--- start of RECORDS SHOWN ---

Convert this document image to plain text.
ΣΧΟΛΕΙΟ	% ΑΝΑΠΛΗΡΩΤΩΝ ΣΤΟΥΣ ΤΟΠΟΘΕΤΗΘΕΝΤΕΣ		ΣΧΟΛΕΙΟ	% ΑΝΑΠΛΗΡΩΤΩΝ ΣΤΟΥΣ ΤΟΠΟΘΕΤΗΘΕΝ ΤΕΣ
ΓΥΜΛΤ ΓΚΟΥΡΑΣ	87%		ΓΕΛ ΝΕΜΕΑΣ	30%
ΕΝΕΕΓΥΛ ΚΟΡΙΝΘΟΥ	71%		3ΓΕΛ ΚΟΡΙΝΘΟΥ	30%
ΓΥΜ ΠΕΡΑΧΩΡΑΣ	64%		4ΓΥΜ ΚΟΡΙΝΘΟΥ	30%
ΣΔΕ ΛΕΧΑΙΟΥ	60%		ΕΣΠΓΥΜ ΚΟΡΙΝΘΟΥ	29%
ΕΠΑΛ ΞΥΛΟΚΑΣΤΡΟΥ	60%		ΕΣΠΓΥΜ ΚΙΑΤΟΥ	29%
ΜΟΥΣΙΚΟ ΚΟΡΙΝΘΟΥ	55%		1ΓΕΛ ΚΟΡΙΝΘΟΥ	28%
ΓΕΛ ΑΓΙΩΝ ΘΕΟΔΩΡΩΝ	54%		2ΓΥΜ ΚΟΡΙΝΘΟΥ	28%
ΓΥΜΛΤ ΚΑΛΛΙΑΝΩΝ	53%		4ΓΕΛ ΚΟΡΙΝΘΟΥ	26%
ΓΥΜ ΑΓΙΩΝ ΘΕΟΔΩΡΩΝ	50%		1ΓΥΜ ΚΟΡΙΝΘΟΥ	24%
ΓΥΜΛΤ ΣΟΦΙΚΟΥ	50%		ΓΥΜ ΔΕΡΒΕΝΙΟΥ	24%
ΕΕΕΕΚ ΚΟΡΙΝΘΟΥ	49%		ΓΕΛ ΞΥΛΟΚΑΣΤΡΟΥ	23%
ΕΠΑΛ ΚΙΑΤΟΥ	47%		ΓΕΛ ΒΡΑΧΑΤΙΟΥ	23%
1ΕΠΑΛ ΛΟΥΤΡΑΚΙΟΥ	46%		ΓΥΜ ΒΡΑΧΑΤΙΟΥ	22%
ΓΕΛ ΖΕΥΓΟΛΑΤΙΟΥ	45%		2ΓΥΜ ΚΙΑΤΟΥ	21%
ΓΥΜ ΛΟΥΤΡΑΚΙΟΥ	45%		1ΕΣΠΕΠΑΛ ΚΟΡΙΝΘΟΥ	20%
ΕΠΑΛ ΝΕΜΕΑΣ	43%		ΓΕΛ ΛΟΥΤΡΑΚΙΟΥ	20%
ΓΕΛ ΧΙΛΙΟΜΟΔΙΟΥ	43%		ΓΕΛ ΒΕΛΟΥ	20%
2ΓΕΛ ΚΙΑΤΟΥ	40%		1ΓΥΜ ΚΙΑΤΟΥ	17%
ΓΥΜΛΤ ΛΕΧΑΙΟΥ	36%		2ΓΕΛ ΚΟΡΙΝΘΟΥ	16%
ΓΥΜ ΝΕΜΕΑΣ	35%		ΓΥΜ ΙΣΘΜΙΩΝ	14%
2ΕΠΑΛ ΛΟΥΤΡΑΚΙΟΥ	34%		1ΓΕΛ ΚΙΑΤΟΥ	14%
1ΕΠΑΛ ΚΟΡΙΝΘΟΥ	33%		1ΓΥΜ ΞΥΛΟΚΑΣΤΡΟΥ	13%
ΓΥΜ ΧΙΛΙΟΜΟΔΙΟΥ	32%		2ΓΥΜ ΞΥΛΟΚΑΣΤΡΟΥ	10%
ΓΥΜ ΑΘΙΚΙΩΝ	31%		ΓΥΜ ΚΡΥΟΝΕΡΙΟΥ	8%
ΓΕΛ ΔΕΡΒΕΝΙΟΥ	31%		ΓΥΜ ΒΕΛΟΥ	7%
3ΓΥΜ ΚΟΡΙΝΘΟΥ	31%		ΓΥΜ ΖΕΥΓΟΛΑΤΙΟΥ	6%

--- end of RECORDS SHOWN ---

=== SET EXERCISE ===
Pick out every line of the listing containing the word "ΝΕΜΕΑΣ", and show those lines.

=== THE ANSWER ===
ΓΥΜΛΤ ΓΚΟΥΡΑΣ	87%		ΓΕΛ ΝΕΜΕΑΣ	30%
ΕΠΑΛ ΝΕΜΕΑΣ	43%		ΓΕΛ ΛΟΥΤΡΑΚΙΟΥ	20%
ΓΥΜ ΝΕΜΕΑΣ	35%		ΓΥΜ ΙΣΘΜΙΩΝ	14%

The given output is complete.